### GIVEN INFORMATION ###

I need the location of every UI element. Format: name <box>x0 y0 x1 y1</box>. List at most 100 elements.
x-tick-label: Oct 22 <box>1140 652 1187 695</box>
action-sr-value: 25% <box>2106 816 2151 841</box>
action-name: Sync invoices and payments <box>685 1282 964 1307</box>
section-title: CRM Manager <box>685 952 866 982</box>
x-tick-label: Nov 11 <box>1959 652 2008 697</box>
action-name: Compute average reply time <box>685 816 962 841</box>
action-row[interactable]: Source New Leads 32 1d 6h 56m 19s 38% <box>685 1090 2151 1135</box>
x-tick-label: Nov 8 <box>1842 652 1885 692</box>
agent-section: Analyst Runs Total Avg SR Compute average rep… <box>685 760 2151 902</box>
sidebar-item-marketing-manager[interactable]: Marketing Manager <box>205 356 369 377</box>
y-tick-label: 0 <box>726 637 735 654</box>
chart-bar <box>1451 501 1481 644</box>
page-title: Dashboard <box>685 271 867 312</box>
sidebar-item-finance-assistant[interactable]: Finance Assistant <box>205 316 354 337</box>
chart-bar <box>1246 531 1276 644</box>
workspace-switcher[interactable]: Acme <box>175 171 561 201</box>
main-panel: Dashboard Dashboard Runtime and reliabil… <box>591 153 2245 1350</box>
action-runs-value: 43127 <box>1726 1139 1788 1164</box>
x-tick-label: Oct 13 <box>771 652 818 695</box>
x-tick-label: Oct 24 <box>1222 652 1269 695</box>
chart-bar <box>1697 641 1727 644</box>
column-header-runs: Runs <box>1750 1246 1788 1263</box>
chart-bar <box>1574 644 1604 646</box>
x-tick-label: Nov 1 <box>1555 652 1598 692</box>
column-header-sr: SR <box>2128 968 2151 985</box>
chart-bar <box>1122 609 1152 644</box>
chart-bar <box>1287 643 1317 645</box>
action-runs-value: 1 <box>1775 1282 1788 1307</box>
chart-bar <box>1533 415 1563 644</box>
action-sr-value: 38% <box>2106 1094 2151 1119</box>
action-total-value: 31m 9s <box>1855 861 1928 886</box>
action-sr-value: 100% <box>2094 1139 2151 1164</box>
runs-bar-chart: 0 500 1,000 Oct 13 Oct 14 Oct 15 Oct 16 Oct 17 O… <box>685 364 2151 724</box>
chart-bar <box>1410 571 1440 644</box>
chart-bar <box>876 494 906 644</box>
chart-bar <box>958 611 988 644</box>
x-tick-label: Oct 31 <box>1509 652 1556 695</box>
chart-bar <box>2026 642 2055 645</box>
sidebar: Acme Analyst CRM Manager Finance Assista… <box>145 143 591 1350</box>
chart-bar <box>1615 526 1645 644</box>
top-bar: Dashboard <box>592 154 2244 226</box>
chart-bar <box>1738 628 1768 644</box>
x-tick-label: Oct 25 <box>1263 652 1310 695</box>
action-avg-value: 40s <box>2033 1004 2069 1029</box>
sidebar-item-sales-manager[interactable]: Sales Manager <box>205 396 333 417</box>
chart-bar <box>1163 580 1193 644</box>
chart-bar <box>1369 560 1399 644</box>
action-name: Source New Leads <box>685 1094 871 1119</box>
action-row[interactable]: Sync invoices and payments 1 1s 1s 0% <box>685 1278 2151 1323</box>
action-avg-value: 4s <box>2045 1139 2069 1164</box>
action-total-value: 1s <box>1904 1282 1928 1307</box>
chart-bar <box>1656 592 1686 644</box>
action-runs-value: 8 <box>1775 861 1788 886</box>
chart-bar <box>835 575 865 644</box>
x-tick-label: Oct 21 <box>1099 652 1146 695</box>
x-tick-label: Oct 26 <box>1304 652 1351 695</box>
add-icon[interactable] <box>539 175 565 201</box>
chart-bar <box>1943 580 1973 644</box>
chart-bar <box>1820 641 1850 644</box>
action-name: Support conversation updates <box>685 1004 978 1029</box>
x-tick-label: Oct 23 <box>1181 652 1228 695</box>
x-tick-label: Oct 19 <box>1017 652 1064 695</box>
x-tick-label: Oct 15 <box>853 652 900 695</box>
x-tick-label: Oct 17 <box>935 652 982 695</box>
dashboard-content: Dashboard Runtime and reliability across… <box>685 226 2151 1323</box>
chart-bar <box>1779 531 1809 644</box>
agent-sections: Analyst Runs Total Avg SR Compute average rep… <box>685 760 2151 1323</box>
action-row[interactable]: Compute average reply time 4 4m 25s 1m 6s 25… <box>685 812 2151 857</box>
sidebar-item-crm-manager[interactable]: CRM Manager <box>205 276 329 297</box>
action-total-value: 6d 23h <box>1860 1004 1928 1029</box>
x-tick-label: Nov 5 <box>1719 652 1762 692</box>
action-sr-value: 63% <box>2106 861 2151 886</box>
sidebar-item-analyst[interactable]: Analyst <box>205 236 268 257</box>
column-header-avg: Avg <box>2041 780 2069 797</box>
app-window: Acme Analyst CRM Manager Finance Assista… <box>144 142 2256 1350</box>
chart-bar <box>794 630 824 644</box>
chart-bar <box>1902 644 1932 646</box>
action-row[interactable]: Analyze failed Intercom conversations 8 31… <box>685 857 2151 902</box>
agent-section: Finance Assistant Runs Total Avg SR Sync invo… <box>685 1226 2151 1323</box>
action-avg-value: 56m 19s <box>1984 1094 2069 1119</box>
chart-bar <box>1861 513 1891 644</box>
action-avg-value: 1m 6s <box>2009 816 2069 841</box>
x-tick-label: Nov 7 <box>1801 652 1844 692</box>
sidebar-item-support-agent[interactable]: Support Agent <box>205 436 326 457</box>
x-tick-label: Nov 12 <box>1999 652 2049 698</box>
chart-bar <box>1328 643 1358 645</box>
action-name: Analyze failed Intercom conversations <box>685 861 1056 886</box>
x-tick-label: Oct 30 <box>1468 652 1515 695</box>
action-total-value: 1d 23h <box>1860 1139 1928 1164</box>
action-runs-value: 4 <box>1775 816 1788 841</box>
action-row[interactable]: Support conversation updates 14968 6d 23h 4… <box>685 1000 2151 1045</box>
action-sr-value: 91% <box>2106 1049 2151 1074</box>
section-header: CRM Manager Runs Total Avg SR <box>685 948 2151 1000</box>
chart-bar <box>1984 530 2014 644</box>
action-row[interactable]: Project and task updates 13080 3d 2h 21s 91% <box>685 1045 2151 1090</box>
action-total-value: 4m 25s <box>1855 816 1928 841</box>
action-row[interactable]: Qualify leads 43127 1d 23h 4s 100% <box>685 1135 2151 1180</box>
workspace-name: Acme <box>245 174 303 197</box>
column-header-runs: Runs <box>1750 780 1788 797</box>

###

OBJECTIVE:
Copy out the lines word for word, starting at the first line of the records and ending at the line that contains "chart-bar <box>958 611 988 644</box>", with both of those lines included.

THE ANSWER:
I need the location of every UI element. Format: name <box>x0 y0 x1 y1</box>. List at most 100 elements.
x-tick-label: Oct 22 <box>1140 652 1187 695</box>
action-sr-value: 25% <box>2106 816 2151 841</box>
action-name: Sync invoices and payments <box>685 1282 964 1307</box>
section-title: CRM Manager <box>685 952 866 982</box>
x-tick-label: Nov 11 <box>1959 652 2008 697</box>
action-name: Compute average reply time <box>685 816 962 841</box>
action-row[interactable]: Source New Leads 32 1d 6h 56m 19s 38% <box>685 1090 2151 1135</box>
x-tick-label: Nov 8 <box>1842 652 1885 692</box>
agent-section: Analyst Runs Total Avg SR Compute average rep… <box>685 760 2151 902</box>
sidebar-item-marketing-manager[interactable]: Marketing Manager <box>205 356 369 377</box>
y-tick-label: 0 <box>726 637 735 654</box>
chart-bar <box>1451 501 1481 644</box>
page-title: Dashboard <box>685 271 867 312</box>
sidebar-item-finance-assistant[interactable]: Finance Assistant <box>205 316 354 337</box>
chart-bar <box>1246 531 1276 644</box>
workspace-switcher[interactable]: Acme <box>175 171 561 201</box>
main-panel: Dashboard Dashboard Runtime and reliabil… <box>591 153 2245 1350</box>
action-runs-value: 43127 <box>1726 1139 1788 1164</box>
x-tick-label: Oct 13 <box>771 652 818 695</box>
x-tick-label: Oct 24 <box>1222 652 1269 695</box>
chart-bar <box>1697 641 1727 644</box>
column-header-runs: Runs <box>1750 1246 1788 1263</box>
chart-bar <box>1574 644 1604 646</box>
x-tick-label: Nov 1 <box>1555 652 1598 692</box>
column-header-sr: SR <box>2128 968 2151 985</box>
chart-bar <box>1122 609 1152 644</box>
chart-bar <box>1287 643 1317 645</box>
action-runs-value: 1 <box>1775 1282 1788 1307</box>
chart-bar <box>1533 415 1563 644</box>
action-sr-value: 38% <box>2106 1094 2151 1119</box>
action-total-value: 31m 9s <box>1855 861 1928 886</box>
action-sr-value: 100% <box>2094 1139 2151 1164</box>
runs-bar-chart: 0 500 1,000 Oct 13 Oct 14 Oct 15 Oct 16 Oct 17 O… <box>685 364 2151 724</box>
chart-bar <box>1410 571 1440 644</box>
chart-bar <box>876 494 906 644</box>
chart-bar <box>958 611 988 644</box>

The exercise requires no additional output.